Request:
Determine how many lines contain the string "screenshot", then reply with that figure only.

══ Data supplied ══

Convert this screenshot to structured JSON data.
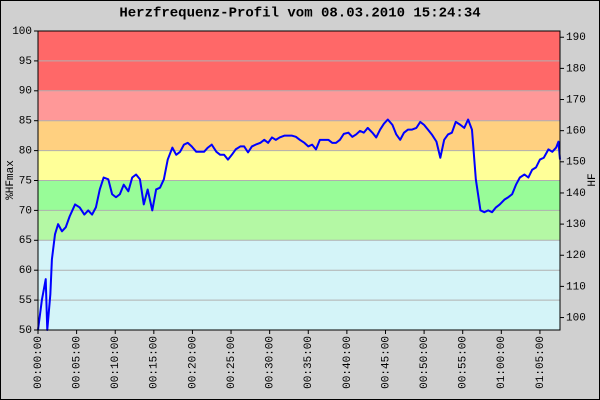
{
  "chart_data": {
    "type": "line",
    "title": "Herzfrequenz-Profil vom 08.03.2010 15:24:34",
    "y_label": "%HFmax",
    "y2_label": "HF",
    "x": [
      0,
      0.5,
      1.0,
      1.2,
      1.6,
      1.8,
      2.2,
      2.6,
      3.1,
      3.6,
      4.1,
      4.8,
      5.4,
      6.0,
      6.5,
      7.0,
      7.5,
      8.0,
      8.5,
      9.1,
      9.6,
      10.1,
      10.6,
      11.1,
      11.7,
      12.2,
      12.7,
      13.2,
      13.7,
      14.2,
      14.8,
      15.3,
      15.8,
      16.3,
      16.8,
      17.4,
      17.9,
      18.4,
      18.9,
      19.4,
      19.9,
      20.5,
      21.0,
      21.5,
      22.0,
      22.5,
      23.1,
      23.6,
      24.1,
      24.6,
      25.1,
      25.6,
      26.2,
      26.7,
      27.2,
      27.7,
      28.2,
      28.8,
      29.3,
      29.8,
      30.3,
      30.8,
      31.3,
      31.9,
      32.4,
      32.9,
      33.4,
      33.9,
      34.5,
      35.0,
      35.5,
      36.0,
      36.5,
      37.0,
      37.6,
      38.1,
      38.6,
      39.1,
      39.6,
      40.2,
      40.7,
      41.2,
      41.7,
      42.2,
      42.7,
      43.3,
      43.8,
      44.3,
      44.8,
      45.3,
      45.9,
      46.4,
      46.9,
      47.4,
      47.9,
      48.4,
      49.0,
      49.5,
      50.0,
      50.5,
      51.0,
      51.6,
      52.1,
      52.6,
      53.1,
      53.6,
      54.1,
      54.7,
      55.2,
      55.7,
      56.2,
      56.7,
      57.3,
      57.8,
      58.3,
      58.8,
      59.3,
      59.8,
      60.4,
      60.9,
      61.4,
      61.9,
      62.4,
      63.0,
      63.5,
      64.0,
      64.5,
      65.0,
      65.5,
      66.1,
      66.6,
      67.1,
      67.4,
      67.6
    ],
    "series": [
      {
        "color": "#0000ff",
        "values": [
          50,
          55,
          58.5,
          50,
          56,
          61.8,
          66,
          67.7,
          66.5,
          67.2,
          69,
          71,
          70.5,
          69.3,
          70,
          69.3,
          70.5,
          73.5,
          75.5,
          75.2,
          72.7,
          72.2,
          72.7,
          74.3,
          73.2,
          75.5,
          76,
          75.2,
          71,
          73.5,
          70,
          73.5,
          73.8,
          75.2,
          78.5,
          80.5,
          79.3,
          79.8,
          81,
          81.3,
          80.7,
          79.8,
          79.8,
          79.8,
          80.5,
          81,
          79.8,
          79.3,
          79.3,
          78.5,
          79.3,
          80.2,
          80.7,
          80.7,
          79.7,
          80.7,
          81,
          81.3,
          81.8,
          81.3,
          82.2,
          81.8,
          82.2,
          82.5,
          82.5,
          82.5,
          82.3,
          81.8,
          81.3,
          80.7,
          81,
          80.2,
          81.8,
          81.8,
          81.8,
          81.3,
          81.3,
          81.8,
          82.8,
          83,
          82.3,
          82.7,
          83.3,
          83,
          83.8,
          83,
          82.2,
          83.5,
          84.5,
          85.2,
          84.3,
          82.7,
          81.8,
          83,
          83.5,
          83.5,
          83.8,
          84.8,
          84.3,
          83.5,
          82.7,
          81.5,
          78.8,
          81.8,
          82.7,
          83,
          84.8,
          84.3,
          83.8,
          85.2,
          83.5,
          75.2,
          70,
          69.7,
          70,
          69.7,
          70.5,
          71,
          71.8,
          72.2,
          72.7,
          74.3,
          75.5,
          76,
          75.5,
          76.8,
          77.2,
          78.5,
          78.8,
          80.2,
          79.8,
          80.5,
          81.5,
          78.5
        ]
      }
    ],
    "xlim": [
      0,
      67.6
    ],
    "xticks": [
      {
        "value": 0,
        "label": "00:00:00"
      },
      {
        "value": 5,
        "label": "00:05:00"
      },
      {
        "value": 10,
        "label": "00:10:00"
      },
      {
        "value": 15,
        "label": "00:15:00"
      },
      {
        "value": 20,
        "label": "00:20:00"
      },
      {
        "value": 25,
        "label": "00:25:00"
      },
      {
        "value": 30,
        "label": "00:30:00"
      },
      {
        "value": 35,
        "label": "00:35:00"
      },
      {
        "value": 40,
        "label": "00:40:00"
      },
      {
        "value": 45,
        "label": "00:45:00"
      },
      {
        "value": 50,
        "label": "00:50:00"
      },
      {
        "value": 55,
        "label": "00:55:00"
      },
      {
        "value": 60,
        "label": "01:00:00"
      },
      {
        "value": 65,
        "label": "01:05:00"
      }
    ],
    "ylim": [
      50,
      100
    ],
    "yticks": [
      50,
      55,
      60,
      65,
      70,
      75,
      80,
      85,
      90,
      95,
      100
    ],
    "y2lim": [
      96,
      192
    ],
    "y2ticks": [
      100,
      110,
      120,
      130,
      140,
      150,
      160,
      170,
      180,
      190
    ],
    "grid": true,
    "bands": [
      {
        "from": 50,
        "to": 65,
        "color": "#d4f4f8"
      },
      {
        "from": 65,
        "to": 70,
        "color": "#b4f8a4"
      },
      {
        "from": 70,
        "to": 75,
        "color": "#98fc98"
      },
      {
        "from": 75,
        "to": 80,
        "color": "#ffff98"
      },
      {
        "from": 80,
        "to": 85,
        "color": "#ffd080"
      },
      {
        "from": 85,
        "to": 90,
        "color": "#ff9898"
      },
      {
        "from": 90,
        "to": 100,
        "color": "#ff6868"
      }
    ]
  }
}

═══
══ Data supplied ══

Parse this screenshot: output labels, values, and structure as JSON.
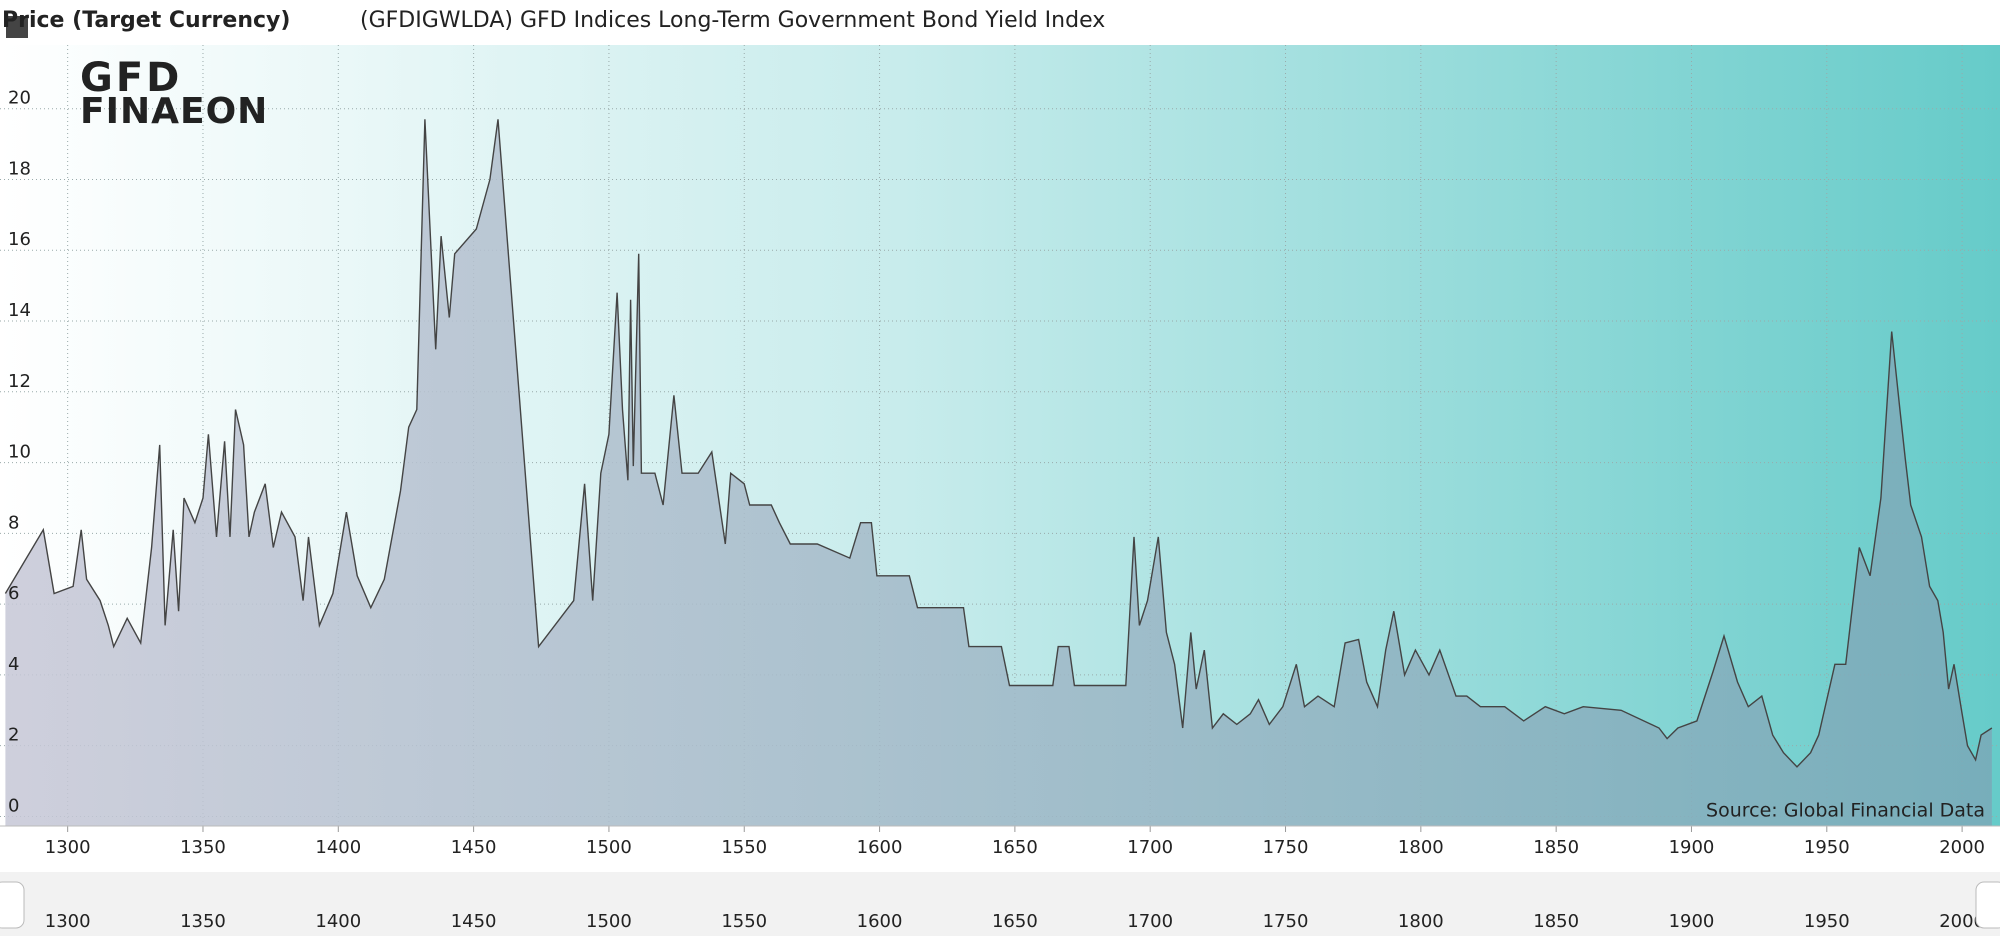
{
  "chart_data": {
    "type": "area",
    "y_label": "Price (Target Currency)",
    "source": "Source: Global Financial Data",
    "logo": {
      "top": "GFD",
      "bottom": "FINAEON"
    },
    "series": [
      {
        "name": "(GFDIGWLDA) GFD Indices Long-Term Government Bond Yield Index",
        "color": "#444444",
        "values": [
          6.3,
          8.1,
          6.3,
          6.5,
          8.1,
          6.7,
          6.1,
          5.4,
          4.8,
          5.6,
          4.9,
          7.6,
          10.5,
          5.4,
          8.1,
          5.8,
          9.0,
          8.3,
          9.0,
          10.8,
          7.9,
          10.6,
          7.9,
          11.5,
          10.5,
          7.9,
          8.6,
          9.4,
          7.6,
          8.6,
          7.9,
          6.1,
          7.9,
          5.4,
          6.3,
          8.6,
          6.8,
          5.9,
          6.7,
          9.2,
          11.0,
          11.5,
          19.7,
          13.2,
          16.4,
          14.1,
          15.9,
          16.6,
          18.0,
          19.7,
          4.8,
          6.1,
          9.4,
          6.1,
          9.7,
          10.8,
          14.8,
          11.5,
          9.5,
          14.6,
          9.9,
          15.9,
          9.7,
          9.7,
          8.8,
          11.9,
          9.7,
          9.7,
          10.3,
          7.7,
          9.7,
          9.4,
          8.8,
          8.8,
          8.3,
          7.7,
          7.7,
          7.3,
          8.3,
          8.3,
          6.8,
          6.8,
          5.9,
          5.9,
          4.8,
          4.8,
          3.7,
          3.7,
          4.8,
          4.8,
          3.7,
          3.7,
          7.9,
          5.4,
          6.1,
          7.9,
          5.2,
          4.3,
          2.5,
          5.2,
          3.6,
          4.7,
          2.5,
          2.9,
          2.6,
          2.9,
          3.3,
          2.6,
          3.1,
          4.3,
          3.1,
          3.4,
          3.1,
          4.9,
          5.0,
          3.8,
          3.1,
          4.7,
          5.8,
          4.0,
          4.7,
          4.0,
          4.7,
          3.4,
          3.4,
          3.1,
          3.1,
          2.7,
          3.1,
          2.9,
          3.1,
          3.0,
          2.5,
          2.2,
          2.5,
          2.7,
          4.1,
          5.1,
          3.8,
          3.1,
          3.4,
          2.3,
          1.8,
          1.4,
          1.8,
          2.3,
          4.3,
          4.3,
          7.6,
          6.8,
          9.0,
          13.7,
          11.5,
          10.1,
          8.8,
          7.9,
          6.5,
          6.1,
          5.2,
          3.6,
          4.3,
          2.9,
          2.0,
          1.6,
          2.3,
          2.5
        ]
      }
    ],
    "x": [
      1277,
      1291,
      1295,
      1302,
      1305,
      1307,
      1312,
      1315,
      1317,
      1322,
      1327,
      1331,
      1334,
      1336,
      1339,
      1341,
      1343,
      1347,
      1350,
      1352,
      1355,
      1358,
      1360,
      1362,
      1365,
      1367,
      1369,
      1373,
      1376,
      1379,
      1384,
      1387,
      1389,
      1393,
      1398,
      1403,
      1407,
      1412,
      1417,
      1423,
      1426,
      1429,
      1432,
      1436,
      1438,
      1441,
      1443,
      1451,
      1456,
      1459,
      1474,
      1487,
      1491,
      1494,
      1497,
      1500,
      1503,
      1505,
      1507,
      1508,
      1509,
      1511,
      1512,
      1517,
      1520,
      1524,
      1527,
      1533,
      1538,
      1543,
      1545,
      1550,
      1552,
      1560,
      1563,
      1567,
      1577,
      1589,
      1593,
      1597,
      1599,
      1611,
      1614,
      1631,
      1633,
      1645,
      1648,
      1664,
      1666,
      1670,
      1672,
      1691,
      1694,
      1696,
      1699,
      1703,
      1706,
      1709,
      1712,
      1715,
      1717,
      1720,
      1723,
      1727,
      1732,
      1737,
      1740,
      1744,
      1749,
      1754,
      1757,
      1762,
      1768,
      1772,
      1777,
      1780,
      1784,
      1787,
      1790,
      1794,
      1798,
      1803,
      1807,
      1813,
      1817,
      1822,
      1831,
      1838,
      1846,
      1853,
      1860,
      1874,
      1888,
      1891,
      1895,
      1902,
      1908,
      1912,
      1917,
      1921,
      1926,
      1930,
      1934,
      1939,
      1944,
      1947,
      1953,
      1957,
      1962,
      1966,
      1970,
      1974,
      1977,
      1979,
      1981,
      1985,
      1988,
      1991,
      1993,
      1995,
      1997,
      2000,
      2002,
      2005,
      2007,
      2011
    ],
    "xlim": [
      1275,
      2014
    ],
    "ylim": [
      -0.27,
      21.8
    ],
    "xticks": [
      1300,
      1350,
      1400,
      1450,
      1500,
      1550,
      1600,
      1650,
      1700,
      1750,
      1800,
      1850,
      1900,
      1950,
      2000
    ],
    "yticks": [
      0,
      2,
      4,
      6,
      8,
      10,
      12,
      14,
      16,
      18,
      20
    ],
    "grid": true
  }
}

═══

Reply to the task:
2